── SUPPLIED RECORDS

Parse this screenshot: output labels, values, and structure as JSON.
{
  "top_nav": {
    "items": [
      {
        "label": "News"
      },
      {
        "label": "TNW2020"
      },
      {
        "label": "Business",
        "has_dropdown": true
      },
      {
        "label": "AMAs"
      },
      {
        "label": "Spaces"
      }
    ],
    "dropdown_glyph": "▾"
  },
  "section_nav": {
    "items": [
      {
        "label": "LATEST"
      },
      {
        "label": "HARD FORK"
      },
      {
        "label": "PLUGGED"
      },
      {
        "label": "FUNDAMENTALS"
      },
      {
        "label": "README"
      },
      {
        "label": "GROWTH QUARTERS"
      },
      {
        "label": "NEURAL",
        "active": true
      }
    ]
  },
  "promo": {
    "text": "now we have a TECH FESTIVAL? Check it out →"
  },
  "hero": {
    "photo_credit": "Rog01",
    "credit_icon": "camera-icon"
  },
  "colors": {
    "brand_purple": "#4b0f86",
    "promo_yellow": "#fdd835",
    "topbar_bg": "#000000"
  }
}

────

REQUIREMENT: Take the entries above and transcribe them exactly.

ANSWER FOR THIS EXERCISE:
Parse this screenshot: output labels, values, and structure as JSON.
{
  "top_nav": {
    "items": [
      {
        "label": "News"
      },
      {
        "label": "TNW2020"
      },
      {
        "label": "Business",
        "has_dropdown": true
      },
      {
        "label": "AMAs"
      },
      {
        "label": "Spaces"
      }
    ],
    "dropdown_glyph": "▾"
  },
  "section_nav": {
    "items": [
      {
        "label": "LATEST"
      },
      {
        "label": "HARD FORK"
      },
      {
        "label": "PLUGGED"
      },
      {
        "label": "FUNDAMENTALS"
      },
      {
        "label": "README"
      },
      {
        "label": "GROWTH QUARTERS"
      },
      {
        "label": "NEURAL",
        "active": true
      }
    ]
  },
  "promo": {
    "text": "now we have a TECH FESTIVAL? Check it out →"
  },
  "hero": {
    "photo_credit": "Rog01",
    "credit_icon": "camera-icon"
  },
  "colors": {
    "brand_purple": "#4b0f86",
    "promo_yellow": "#fdd835",
    "topbar_bg": "#000000"
  }
}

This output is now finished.